Exercise details: Each line of the listing must be transcribed exactly, except for the images, which should be excluded.

Data section:
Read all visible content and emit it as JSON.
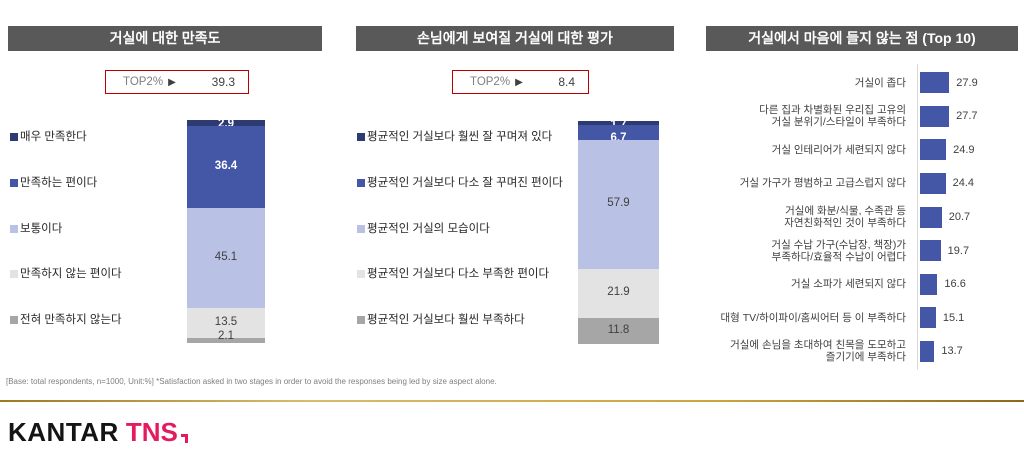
{
  "page": {
    "footer_note": "[Base: total respondents, n=1000, Unit:%] *Satisfaction asked in two stages  in order to avoid the responses being led by size aspect alone.",
    "logo": {
      "kantar": "KANTAR",
      "tns": "TNS"
    },
    "colors": {
      "title_bar_bg": "#595959",
      "top2_border": "#C00000",
      "gold_divider": "#C2A14D",
      "logo_pink": "#E31C5F"
    }
  },
  "chart_data": [
    {
      "type": "bar",
      "subtype": "stacked-vertical-100pct",
      "title": "거실에 대한 만족도",
      "unit": "%",
      "top2": {
        "label": "TOP2%",
        "arrow": "▶",
        "value": 39.3
      },
      "categories": [
        "매우 만족한다",
        "만족하는 편이다",
        "보통이다",
        "만족하지 않는 편이다",
        "전혀 만족하지 않는다"
      ],
      "values": [
        2.9,
        36.4,
        45.1,
        13.5,
        2.1
      ],
      "colors": [
        "#2E3B73",
        "#4457A7",
        "#B9C1E4",
        "#E3E3E3",
        "#A6A6A6"
      ],
      "legend_position": "left"
    },
    {
      "type": "bar",
      "subtype": "stacked-vertical-100pct",
      "title": "손님에게 보여질 거실에 대한 평가",
      "unit": "%",
      "top2": {
        "label": "TOP2%",
        "arrow": "▶",
        "value": 8.4
      },
      "categories": [
        "평균적인 거실보다 훨씬 잘 꾸며져 있다",
        "평균적인 거실보다 다소 잘 꾸며진 편이다",
        "평균적인 거실의 모습이다",
        "평균적인 거실보다 다소 부족한 편이다",
        "평균적인 거실보다 훨씬 부족하다"
      ],
      "values": [
        1.7,
        6.7,
        57.9,
        21.9,
        11.8
      ],
      "colors": [
        "#2E3B73",
        "#4457A7",
        "#B9C1E4",
        "#E3E3E3",
        "#A6A6A6"
      ],
      "legend_position": "left"
    },
    {
      "type": "bar",
      "subtype": "horizontal",
      "title": "거실에서 마음에 들지 않는 점 (Top 10)",
      "unit": "%",
      "categories": [
        "거실이 좁다",
        "다른 집과 차별화된 우리집 고유의\n거실 분위기/스타일이 부족하다",
        "거실 인테리어가 세련되지 않다",
        "거실 가구가 평범하고 고급스럽지 않다",
        "거실에 화분/식물, 수족관 등\n자연친화적인 것이 부족하다",
        "거실 수납 가구(수납장, 책장)가\n부족하다/효율적 수납이 어렵다",
        "거실 소파가 세련되지 않다",
        "대형 TV/하이파이/홈씨어터 등 이 부족하다",
        "거실에 손님을 초대하여 친목을 도모하고\n즐기기에 부족하다"
      ],
      "values": [
        27.9,
        27.7,
        24.9,
        24.4,
        20.7,
        19.7,
        16.6,
        15.1,
        13.7
      ],
      "bar_color": "#4456A6",
      "xlim": [
        0,
        30
      ]
    }
  ]
}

Result:
Read all visible content and emit it as JSON.
{
  "page": {
    "footer_note": "[Base: total respondents, n=1000, Unit:%] *Satisfaction asked in two stages  in order to avoid the responses being led by size aspect alone.",
    "logo": {
      "kantar": "KANTAR",
      "tns": "TNS"
    },
    "colors": {
      "title_bar_bg": "#595959",
      "top2_border": "#C00000",
      "gold_divider": "#C2A14D",
      "logo_pink": "#E31C5F"
    }
  },
  "chart_data": [
    {
      "type": "bar",
      "subtype": "stacked-vertical-100pct",
      "title": "거실에 대한 만족도",
      "unit": "%",
      "top2": {
        "label": "TOP2%",
        "arrow": "▶",
        "value": 39.3
      },
      "categories": [
        "매우 만족한다",
        "만족하는 편이다",
        "보통이다",
        "만족하지 않는 편이다",
        "전혀 만족하지 않는다"
      ],
      "values": [
        2.9,
        36.4,
        45.1,
        13.5,
        2.1
      ],
      "colors": [
        "#2E3B73",
        "#4457A7",
        "#B9C1E4",
        "#E3E3E3",
        "#A6A6A6"
      ],
      "legend_position": "left"
    },
    {
      "type": "bar",
      "subtype": "stacked-vertical-100pct",
      "title": "손님에게 보여질 거실에 대한 평가",
      "unit": "%",
      "top2": {
        "label": "TOP2%",
        "arrow": "▶",
        "value": 8.4
      },
      "categories": [
        "평균적인 거실보다 훨씬 잘 꾸며져 있다",
        "평균적인 거실보다 다소 잘 꾸며진 편이다",
        "평균적인 거실의 모습이다",
        "평균적인 거실보다 다소 부족한 편이다",
        "평균적인 거실보다 훨씬 부족하다"
      ],
      "values": [
        1.7,
        6.7,
        57.9,
        21.9,
        11.8
      ],
      "colors": [
        "#2E3B73",
        "#4457A7",
        "#B9C1E4",
        "#E3E3E3",
        "#A6A6A6"
      ],
      "legend_position": "left"
    },
    {
      "type": "bar",
      "subtype": "horizontal",
      "title": "거실에서 마음에 들지 않는 점 (Top 10)",
      "unit": "%",
      "categories": [
        "거실이 좁다",
        "다른 집과 차별화된 우리집 고유의\n거실 분위기/스타일이 부족하다",
        "거실 인테리어가 세련되지 않다",
        "거실 가구가 평범하고 고급스럽지 않다",
        "거실에 화분/식물, 수족관 등\n자연친화적인 것이 부족하다",
        "거실 수납 가구(수납장, 책장)가\n부족하다/효율적 수납이 어렵다",
        "거실 소파가 세련되지 않다",
        "대형 TV/하이파이/홈씨어터 등 이 부족하다",
        "거실에 손님을 초대하여 친목을 도모하고\n즐기기에 부족하다"
      ],
      "values": [
        27.9,
        27.7,
        24.9,
        24.4,
        20.7,
        19.7,
        16.6,
        15.1,
        13.7
      ],
      "bar_color": "#4456A6",
      "xlim": [
        0,
        30
      ]
    }
  ]
}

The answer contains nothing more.